▶ _Exercise prompt_:
Check every line below for the string "рублей", and copy the lines that contain it.

▶ _Excerpted records_:
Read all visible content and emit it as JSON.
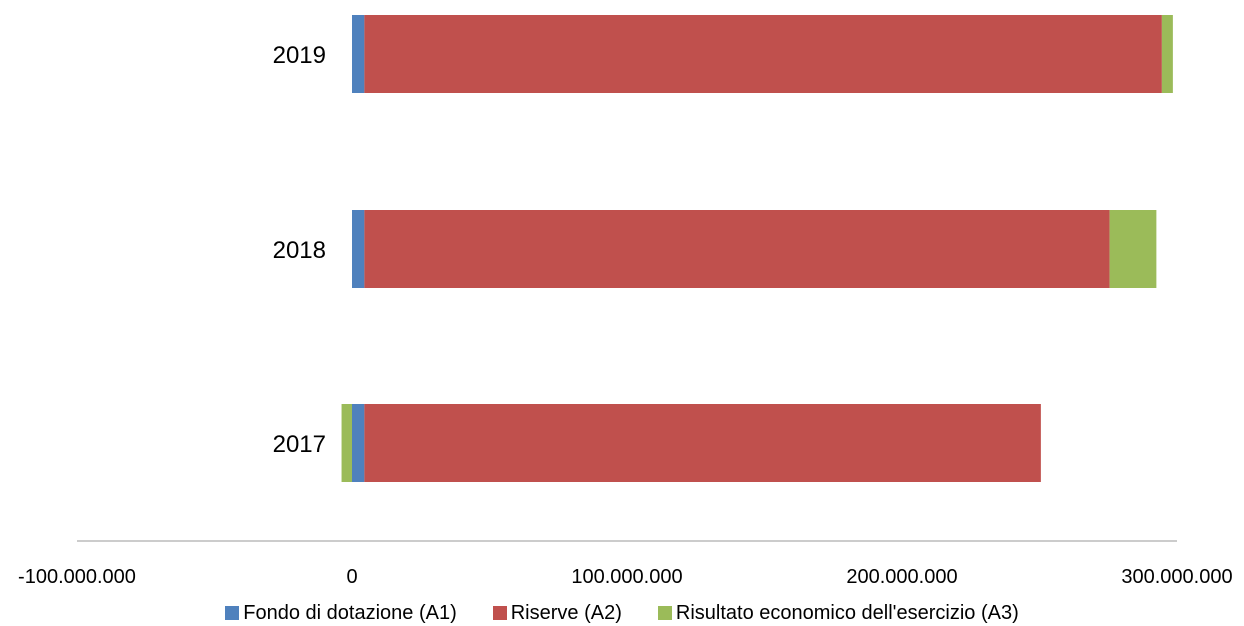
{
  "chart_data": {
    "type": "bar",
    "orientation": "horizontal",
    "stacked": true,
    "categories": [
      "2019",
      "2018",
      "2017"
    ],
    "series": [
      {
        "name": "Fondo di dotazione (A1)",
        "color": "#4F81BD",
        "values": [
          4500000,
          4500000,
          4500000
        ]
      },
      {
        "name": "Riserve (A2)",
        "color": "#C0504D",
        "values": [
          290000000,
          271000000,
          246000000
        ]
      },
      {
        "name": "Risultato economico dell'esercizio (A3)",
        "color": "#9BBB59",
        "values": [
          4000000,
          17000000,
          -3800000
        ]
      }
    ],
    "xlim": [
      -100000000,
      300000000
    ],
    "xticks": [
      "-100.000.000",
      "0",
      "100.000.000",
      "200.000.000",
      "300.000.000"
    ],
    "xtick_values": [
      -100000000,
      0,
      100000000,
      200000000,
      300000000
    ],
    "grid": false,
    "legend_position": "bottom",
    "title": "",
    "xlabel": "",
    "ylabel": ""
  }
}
---
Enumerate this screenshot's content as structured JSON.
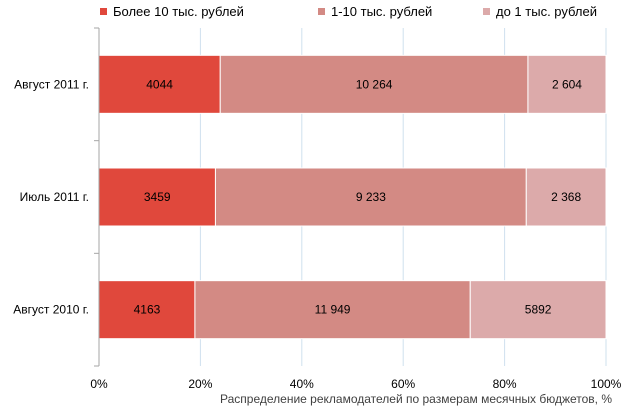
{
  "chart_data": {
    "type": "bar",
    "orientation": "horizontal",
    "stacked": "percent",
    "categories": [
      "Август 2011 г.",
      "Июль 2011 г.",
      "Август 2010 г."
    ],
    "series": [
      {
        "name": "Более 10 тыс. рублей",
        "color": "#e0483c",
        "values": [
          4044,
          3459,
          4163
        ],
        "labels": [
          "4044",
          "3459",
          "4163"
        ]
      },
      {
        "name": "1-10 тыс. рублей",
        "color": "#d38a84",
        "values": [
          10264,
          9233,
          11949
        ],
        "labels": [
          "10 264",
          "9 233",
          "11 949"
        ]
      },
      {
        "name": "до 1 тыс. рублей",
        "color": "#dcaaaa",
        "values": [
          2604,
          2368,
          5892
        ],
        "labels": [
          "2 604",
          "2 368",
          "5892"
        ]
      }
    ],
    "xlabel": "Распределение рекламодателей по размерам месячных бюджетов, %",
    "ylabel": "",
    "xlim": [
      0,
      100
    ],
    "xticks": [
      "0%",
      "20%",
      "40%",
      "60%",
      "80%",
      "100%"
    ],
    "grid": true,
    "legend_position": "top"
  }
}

▶ _Solution to the problem_:
        "name": "Более 10 тыс. рублей",
        "name": "1-10 тыс. рублей",
        "name": "до 1 тыс. рублей",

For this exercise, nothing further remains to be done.